Saved data entries
____

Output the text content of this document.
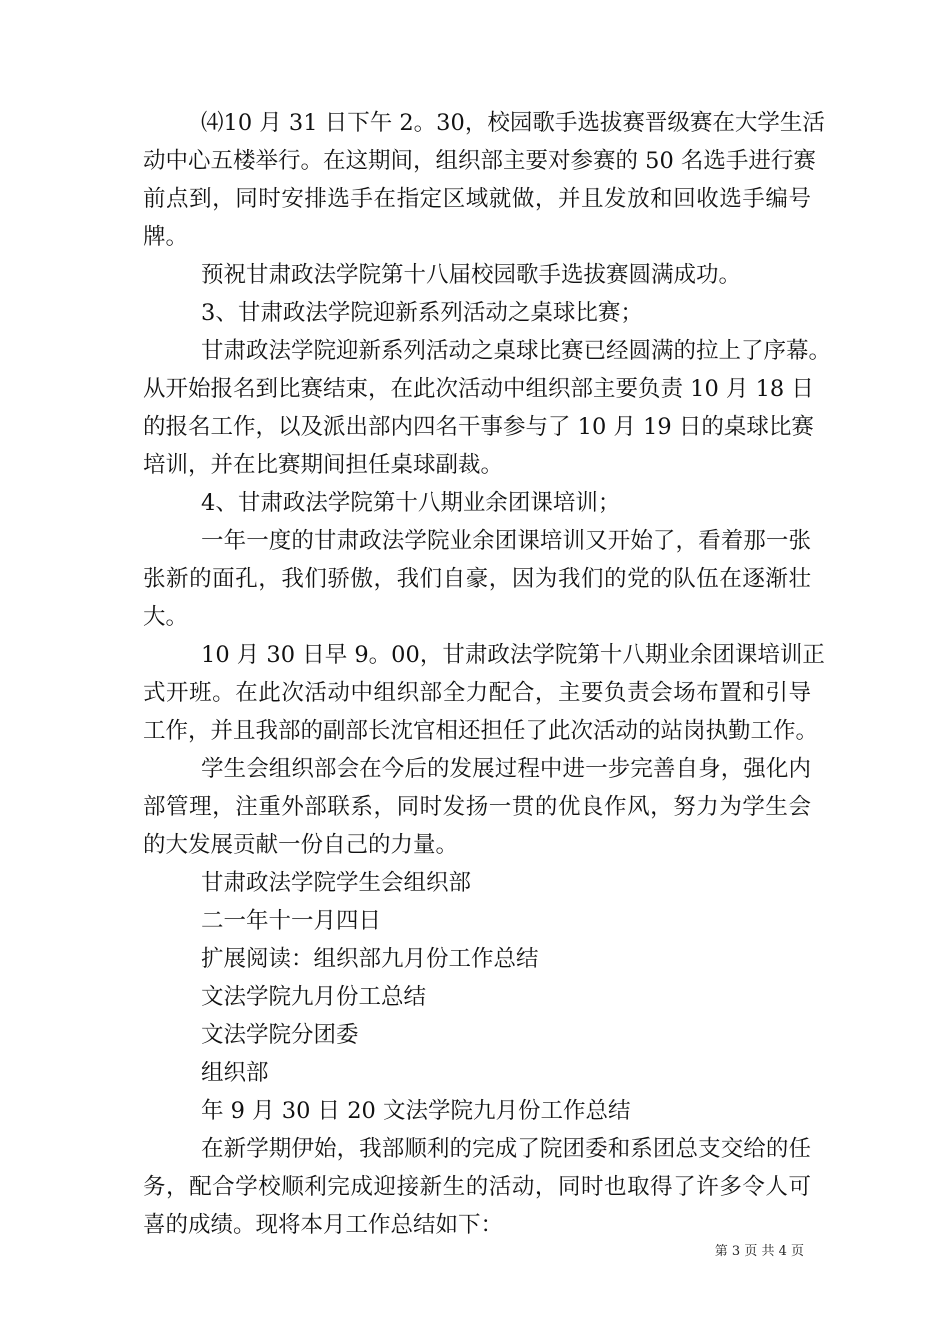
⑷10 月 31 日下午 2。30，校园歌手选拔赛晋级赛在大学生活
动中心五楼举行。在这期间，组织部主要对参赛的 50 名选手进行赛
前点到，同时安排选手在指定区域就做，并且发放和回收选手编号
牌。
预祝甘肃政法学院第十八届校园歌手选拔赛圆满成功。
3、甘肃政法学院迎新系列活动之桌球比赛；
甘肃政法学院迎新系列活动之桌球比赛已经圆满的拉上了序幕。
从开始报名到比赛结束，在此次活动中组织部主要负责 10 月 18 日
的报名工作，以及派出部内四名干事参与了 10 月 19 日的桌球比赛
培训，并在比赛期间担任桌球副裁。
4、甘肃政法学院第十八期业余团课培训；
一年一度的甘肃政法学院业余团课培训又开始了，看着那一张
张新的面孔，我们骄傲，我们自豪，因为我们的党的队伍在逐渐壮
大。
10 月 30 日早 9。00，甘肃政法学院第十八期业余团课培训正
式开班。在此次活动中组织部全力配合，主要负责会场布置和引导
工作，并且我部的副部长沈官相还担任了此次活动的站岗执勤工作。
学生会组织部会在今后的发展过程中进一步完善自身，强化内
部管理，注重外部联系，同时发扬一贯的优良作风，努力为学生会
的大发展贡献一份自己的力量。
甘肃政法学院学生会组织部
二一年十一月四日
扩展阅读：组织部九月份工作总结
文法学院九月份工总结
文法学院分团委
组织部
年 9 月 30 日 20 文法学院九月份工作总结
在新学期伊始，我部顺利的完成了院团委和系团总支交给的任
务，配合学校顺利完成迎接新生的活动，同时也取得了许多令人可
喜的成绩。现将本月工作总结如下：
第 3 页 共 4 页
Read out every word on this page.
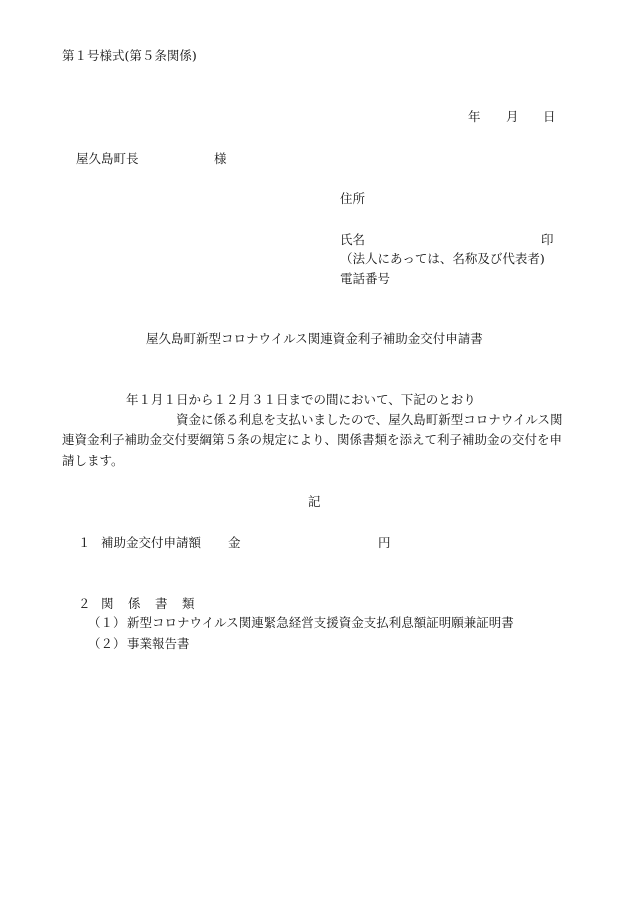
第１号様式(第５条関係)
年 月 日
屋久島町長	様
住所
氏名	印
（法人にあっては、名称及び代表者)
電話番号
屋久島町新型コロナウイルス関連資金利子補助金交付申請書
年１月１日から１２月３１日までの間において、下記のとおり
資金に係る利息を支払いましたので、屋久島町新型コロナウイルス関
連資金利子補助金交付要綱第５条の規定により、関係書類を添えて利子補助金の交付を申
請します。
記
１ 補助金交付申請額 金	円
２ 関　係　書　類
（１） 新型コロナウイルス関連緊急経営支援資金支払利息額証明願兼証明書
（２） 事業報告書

____

**AIM**: Leave out the pictures and copy everything else in the records word for word.

**EXERCISE RESULT**:
Output the text content of this document.
⑷10 月 31 日下午 2。30，校园歌手选拔赛晋级赛在大学生活
动中心五楼举行。在这期间，组织部主要对参赛的 50 名选手进行赛
前点到，同时安排选手在指定区域就做，并且发放和回收选手编号
牌。
预祝甘肃政法学院第十八届校园歌手选拔赛圆满成功。
3、甘肃政法学院迎新系列活动之桌球比赛；
甘肃政法学院迎新系列活动之桌球比赛已经圆满的拉上了序幕。
从开始报名到比赛结束，在此次活动中组织部主要负责 10 月 18 日
的报名工作，以及派出部内四名干事参与了 10 月 19 日的桌球比赛
培训，并在比赛期间担任桌球副裁。
4、甘肃政法学院第十八期业余团课培训；
一年一度的甘肃政法学院业余团课培训又开始了，看着那一张
张新的面孔，我们骄傲，我们自豪，因为我们的党的队伍在逐渐壮
大。
10 月 30 日早 9。00，甘肃政法学院第十八期业余团课培训正
式开班。在此次活动中组织部全力配合，主要负责会场布置和引导
工作，并且我部的副部长沈官相还担任了此次活动的站岗执勤工作。
学生会组织部会在今后的发展过程中进一步完善自身，强化内
部管理，注重外部联系，同时发扬一贯的优良作风，努力为学生会
的大发展贡献一份自己的力量。
甘肃政法学院学生会组织部
二一年十一月四日
扩展阅读：组织部九月份工作总结
文法学院九月份工总结
文法学院分团委
组织部
年 9 月 30 日 20 文法学院九月份工作总结
在新学期伊始，我部顺利的完成了院团委和系团总支交给的任
务，配合学校顺利完成迎接新生的活动，同时也取得了许多令人可
喜的成绩。现将本月工作总结如下：
第 3 页 共 4 页
Read out every word on this page.
第１号様式(第５条関係)
年 月 日
屋久島町長	様
住所
氏名	印
（法人にあっては、名称及び代表者)
電話番号
屋久島町新型コロナウイルス関連資金利子補助金交付申請書
年１月１日から１２月３１日までの間において、下記のとおり
資金に係る利息を支払いましたので、屋久島町新型コロナウイルス関
連資金利子補助金交付要綱第５条の規定により、関係書類を添えて利子補助金の交付を申
請します。
記
１ 補助金交付申請額 金	円
２ 関　係　書　類
（１） 新型コロナウイルス関連緊急経営支援資金支払利息額証明願兼証明書
（２） 事業報告書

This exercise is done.